Short task: Copy out all of the records below, swapping "tab-close-icon" for "tab-dismiss-icon" wherever it occurs and leaving everything else the same.

Data provided:

"""

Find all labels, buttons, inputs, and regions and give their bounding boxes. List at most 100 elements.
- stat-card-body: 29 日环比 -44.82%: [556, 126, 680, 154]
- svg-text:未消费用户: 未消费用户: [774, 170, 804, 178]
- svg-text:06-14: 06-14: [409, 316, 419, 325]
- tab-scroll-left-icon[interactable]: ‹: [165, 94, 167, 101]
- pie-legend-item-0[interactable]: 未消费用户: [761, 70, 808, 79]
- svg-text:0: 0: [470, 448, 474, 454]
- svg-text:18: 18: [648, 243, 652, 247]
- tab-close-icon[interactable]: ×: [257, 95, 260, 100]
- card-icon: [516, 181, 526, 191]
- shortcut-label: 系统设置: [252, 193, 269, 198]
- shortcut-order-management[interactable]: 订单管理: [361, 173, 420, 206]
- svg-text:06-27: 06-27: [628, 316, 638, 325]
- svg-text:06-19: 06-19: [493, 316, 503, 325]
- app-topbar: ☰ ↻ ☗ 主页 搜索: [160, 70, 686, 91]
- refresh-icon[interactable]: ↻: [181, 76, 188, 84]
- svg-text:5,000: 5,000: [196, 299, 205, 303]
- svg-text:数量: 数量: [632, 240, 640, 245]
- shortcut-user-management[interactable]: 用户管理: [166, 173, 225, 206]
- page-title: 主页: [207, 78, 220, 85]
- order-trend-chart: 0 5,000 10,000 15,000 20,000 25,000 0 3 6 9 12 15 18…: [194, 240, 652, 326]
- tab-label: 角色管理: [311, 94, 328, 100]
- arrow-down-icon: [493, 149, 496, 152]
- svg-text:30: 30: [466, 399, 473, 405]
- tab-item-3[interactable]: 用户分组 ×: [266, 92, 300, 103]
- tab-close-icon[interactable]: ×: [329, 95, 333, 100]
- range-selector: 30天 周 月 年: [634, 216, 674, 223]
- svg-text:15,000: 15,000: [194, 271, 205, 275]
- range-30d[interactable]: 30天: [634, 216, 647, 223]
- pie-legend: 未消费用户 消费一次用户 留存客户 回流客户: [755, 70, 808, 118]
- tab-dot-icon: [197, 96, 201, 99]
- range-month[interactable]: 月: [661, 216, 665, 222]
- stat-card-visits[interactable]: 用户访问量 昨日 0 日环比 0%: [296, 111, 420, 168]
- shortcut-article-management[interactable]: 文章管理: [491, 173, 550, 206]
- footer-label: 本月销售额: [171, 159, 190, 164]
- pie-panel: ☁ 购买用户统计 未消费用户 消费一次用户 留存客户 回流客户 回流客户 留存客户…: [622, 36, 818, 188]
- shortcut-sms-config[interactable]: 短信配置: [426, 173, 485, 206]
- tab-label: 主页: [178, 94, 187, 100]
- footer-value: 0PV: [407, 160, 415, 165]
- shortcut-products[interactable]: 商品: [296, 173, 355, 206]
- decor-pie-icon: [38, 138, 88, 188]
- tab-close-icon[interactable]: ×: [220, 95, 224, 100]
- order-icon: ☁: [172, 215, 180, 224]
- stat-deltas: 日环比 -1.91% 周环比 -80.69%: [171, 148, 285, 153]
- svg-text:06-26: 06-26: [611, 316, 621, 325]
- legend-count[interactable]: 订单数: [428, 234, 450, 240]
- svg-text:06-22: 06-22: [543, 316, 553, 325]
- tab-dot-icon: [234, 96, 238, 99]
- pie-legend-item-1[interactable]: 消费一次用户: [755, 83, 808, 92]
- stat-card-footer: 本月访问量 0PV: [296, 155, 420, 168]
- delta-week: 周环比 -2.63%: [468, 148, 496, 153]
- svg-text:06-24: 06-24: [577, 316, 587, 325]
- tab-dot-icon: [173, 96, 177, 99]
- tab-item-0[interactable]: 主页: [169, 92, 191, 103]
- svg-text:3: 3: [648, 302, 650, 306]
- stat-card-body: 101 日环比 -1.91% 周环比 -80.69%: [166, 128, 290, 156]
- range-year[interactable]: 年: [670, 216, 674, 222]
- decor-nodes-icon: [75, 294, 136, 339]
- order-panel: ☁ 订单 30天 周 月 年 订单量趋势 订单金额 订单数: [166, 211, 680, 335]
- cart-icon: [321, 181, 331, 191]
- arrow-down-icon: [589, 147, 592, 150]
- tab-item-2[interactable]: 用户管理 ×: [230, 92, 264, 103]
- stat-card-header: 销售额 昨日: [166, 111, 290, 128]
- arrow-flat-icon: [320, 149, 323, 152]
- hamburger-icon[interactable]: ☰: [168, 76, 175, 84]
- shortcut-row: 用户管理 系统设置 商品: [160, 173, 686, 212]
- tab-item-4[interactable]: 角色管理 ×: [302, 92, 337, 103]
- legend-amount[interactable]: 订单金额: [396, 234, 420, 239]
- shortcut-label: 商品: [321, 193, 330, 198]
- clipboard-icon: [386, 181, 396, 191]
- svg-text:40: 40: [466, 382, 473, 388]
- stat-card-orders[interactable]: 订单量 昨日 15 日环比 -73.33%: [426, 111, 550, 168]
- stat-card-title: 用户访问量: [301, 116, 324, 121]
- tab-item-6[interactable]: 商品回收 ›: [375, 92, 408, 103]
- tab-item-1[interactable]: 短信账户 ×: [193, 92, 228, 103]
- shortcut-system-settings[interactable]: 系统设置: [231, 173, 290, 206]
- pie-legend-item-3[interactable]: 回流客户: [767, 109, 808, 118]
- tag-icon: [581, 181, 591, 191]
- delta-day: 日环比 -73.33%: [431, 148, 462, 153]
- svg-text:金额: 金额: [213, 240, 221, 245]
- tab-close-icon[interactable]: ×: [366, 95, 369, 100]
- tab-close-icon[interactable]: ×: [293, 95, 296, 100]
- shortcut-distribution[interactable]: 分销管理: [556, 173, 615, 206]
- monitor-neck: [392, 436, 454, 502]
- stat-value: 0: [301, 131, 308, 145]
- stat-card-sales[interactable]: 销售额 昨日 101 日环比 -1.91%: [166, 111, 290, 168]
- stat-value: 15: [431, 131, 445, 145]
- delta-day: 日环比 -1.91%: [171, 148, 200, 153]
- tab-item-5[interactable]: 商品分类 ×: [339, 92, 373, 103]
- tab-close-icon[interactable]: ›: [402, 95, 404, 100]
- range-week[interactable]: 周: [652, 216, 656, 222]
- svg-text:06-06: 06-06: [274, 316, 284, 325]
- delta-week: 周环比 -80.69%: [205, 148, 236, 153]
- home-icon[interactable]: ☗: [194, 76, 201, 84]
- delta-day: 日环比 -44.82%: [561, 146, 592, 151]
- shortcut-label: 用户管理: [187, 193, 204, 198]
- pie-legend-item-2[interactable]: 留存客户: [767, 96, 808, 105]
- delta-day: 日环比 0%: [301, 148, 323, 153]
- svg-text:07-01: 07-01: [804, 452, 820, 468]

"""

Solution to the exercise:
Find all labels, buttons, inputs, and regions and give their bounding boxes. List at most 100 elements.
- stat-card-body: 29 日环比 -44.82%: [556, 126, 680, 154]
- svg-text:未消费用户: 未消费用户: [774, 170, 804, 178]
- svg-text:06-14: 06-14: [409, 316, 419, 325]
- tab-scroll-left-icon[interactable]: ‹: [165, 94, 167, 101]
- pie-legend-item-0[interactable]: 未消费用户: [761, 70, 808, 79]
- svg-text:0: 0: [470, 448, 474, 454]
- svg-text:18: 18: [648, 243, 652, 247]
- tab-dismiss-icon[interactable]: ×: [257, 95, 260, 100]
- card-icon: [516, 181, 526, 191]
- shortcut-label: 系统设置: [252, 193, 269, 198]
- shortcut-order-management[interactable]: 订单管理: [361, 173, 420, 206]
- svg-text:06-27: 06-27: [628, 316, 638, 325]
- svg-text:06-19: 06-19: [493, 316, 503, 325]
- app-topbar: ☰ ↻ ☗ 主页 搜索: [160, 70, 686, 91]
- refresh-icon[interactable]: ↻: [181, 76, 188, 84]
- svg-text:5,000: 5,000: [196, 299, 205, 303]
- svg-text:数量: 数量: [632, 240, 640, 245]
- shortcut-user-management[interactable]: 用户管理: [166, 173, 225, 206]
- page-title: 主页: [207, 78, 220, 85]
- order-trend-chart: 0 5,000 10,000 15,000 20,000 25,000 0 3 6 9 12 15 18…: [194, 240, 652, 326]
- tab-label: 角色管理: [311, 94, 328, 100]
- arrow-down-icon: [493, 149, 496, 152]
- svg-text:30: 30: [466, 399, 473, 405]
- tab-item-3[interactable]: 用户分组 ×: [266, 92, 300, 103]
- tab-dismiss-icon[interactable]: ×: [329, 95, 333, 100]
- range-selector: 30天 周 月 年: [634, 216, 674, 223]
- svg-text:15,000: 15,000: [194, 271, 205, 275]
- range-30d[interactable]: 30天: [634, 216, 647, 223]
- pie-legend: 未消费用户 消费一次用户 留存客户 回流客户: [755, 70, 808, 118]
- tab-dot-icon: [197, 96, 201, 99]
- range-month[interactable]: 月: [661, 216, 665, 222]
- stat-card-visits[interactable]: 用户访问量 昨日 0 日环比 0%: [296, 111, 420, 168]
- shortcut-article-management[interactable]: 文章管理: [491, 173, 550, 206]
- footer-label: 本月销售额: [171, 159, 190, 164]
- pie-panel: ☁ 购买用户统计 未消费用户 消费一次用户 留存客户 回流客户 回流客户 留存客户…: [622, 36, 818, 188]
- shortcut-sms-config[interactable]: 短信配置: [426, 173, 485, 206]
- tab-label: 主页: [178, 94, 187, 100]
- footer-value: 0PV: [407, 160, 415, 165]
- shortcut-products[interactable]: 商品: [296, 173, 355, 206]
- decor-pie-icon: [38, 138, 88, 188]
- tab-dismiss-icon[interactable]: ×: [220, 95, 224, 100]
- order-icon: ☁: [172, 215, 180, 224]
- stat-deltas: 日环比 -1.91% 周环比 -80.69%: [171, 148, 285, 153]
- svg-text:06-26: 06-26: [611, 316, 621, 325]
- legend-count[interactable]: 订单数: [428, 234, 450, 240]
- svg-text:06-22: 06-22: [543, 316, 553, 325]
- tab-dot-icon: [234, 96, 238, 99]
- pie-legend-item-1[interactable]: 消费一次用户: [755, 83, 808, 92]
- stat-card-footer: 本月访问量 0PV: [296, 155, 420, 168]
- delta-week: 周环比 -2.63%: [468, 148, 496, 153]
- svg-text:06-24: 06-24: [577, 316, 587, 325]
- tab-dot-icon: [173, 96, 177, 99]
- tab-item-0[interactable]: 主页: [169, 92, 191, 103]
- svg-text:3: 3: [648, 302, 650, 306]
- stat-card-body: 101 日环比 -1.91% 周环比 -80.69%: [166, 128, 290, 156]
- range-year[interactable]: 年: [670, 216, 674, 222]
- decor-nodes-icon: [75, 294, 136, 339]
- order-panel: ☁ 订单 30天 周 月 年 订单量趋势 订单金额 订单数: [166, 211, 680, 335]
- cart-icon: [321, 181, 331, 191]
- arrow-down-icon: [589, 147, 592, 150]
- tab-item-2[interactable]: 用户管理 ×: [230, 92, 264, 103]
- stat-card-header: 销售额 昨日: [166, 111, 290, 128]
- arrow-flat-icon: [320, 149, 323, 152]
- hamburger-icon[interactable]: ☰: [168, 76, 175, 84]
- shortcut-row: 用户管理 系统设置 商品: [160, 173, 686, 212]
- tab-item-4[interactable]: 角色管理 ×: [302, 92, 337, 103]
- legend-amount[interactable]: 订单金额: [396, 234, 420, 239]
- shortcut-label: 商品: [321, 193, 330, 198]
- clipboard-icon: [386, 181, 396, 191]
- svg-text:40: 40: [466, 382, 473, 388]
- stat-card-orders[interactable]: 订单量 昨日 15 日环比 -73.33%: [426, 111, 550, 168]
- stat-card-title: 用户访问量: [301, 116, 324, 121]
- tab-item-6[interactable]: 商品回收 ›: [375, 92, 408, 103]
- tab-item-1[interactable]: 短信账户 ×: [193, 92, 228, 103]
- shortcut-system-settings[interactable]: 系统设置: [231, 173, 290, 206]
- pie-legend-item-3[interactable]: 回流客户: [767, 109, 808, 118]
- tag-icon: [581, 181, 591, 191]
- delta-day: 日环比 -73.33%: [431, 148, 462, 153]
- svg-text:金额: 金额: [213, 240, 221, 245]
- tab-dismiss-icon[interactable]: ×: [366, 95, 369, 100]
- tab-dismiss-icon[interactable]: ×: [293, 95, 296, 100]
- shortcut-distribution[interactable]: 分销管理: [556, 173, 615, 206]
- monitor-neck: [392, 436, 454, 502]
- stat-value: 0: [301, 131, 308, 145]
- stat-card-sales[interactable]: 销售额 昨日 101 日环比 -1.91%: [166, 111, 290, 168]
- stat-value: 15: [431, 131, 445, 145]
- delta-day: 日环比 -1.91%: [171, 148, 200, 153]
- tab-item-5[interactable]: 商品分类 ×: [339, 92, 373, 103]
- tab-dismiss-icon[interactable]: ›: [402, 95, 404, 100]
- range-week[interactable]: 周: [652, 216, 656, 222]
- svg-text:06-06: 06-06: [274, 316, 284, 325]
- delta-week: 周环比 -80.69%: [205, 148, 236, 153]
- home-icon[interactable]: ☗: [194, 76, 201, 84]
- delta-day: 日环比 -44.82%: [561, 146, 592, 151]
- shortcut-label: 用户管理: [187, 193, 204, 198]
- pie-legend-item-2[interactable]: 留存客户: [767, 96, 808, 105]
- delta-day: 日环比 0%: [301, 148, 323, 153]
- svg-text:07-01: 07-01: [804, 452, 820, 468]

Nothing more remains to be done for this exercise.